SUPPLIED ENTRIES
— start —
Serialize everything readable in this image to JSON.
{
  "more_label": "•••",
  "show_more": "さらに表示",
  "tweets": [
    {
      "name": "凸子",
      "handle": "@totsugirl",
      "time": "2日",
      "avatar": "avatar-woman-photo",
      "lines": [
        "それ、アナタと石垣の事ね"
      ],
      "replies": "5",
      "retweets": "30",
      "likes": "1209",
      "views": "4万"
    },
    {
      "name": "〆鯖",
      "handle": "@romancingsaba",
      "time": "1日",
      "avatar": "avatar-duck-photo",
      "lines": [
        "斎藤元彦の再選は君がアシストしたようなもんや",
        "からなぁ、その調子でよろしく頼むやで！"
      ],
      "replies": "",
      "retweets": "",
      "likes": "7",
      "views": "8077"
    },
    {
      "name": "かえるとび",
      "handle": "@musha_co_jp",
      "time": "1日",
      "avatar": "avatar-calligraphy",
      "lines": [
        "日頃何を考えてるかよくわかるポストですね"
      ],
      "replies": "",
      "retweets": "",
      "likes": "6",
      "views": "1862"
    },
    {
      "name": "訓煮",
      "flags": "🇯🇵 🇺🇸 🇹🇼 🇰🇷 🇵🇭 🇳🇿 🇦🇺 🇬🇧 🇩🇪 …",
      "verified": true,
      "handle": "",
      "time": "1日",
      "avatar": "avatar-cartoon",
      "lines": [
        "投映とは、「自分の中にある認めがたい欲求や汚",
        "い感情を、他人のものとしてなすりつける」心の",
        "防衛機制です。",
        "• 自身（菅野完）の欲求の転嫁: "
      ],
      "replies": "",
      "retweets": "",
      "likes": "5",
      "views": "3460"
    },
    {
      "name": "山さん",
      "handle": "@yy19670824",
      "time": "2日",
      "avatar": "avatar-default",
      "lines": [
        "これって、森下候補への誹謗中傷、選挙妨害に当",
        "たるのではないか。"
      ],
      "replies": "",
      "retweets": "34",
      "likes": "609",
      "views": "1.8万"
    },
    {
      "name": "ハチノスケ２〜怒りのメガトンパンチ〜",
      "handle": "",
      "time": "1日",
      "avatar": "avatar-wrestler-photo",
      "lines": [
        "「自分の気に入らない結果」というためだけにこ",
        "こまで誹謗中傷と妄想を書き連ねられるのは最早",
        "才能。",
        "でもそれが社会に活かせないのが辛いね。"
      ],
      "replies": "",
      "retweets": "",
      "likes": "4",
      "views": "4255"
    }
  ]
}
— end —
TASK GOAL
Each record above should be repeated exactly as it appears.

SOLUTION
Serialize everything readable in this image to JSON.
{
  "more_label": "•••",
  "show_more": "さらに表示",
  "tweets": [
    {
      "name": "凸子",
      "handle": "@totsugirl",
      "time": "2日",
      "avatar": "avatar-woman-photo",
      "lines": [
        "それ、アナタと石垣の事ね"
      ],
      "replies": "5",
      "retweets": "30",
      "likes": "1209",
      "views": "4万"
    },
    {
      "name": "〆鯖",
      "handle": "@romancingsaba",
      "time": "1日",
      "avatar": "avatar-duck-photo",
      "lines": [
        "斎藤元彦の再選は君がアシストしたようなもんや",
        "からなぁ、その調子でよろしく頼むやで！"
      ],
      "replies": "",
      "retweets": "",
      "likes": "7",
      "views": "8077"
    },
    {
      "name": "かえるとび",
      "handle": "@musha_co_jp",
      "time": "1日",
      "avatar": "avatar-calligraphy",
      "lines": [
        "日頃何を考えてるかよくわかるポストですね"
      ],
      "replies": "",
      "retweets": "",
      "likes": "6",
      "views": "1862"
    },
    {
      "name": "訓煮",
      "flags": "🇯🇵 🇺🇸 🇹🇼 🇰🇷 🇵🇭 🇳🇿 🇦🇺 🇬🇧 🇩🇪 …",
      "verified": true,
      "handle": "",
      "time": "1日",
      "avatar": "avatar-cartoon",
      "lines": [
        "投映とは、「自分の中にある認めがたい欲求や汚",
        "い感情を、他人のものとしてなすりつける」心の",
        "防衛機制です。",
        "• 自身（菅野完）の欲求の転嫁: "
      ],
      "replies": "",
      "retweets": "",
      "likes": "5",
      "views": "3460"
    },
    {
      "name": "山さん",
      "handle": "@yy19670824",
      "time": "2日",
      "avatar": "avatar-default",
      "lines": [
        "これって、森下候補への誹謗中傷、選挙妨害に当",
        "たるのではないか。"
      ],
      "replies": "",
      "retweets": "34",
      "likes": "609",
      "views": "1.8万"
    },
    {
      "name": "ハチノスケ２〜怒りのメガトンパンチ〜",
      "handle": "",
      "time": "1日",
      "avatar": "avatar-wrestler-photo",
      "lines": [
        "「自分の気に入らない結果」というためだけにこ",
        "こまで誹謗中傷と妄想を書き連ねられるのは最早",
        "才能。",
        "でもそれが社会に活かせないのが辛いね。"
      ],
      "replies": "",
      "retweets": "",
      "likes": "4",
      "views": "4255"
    }
  ]
}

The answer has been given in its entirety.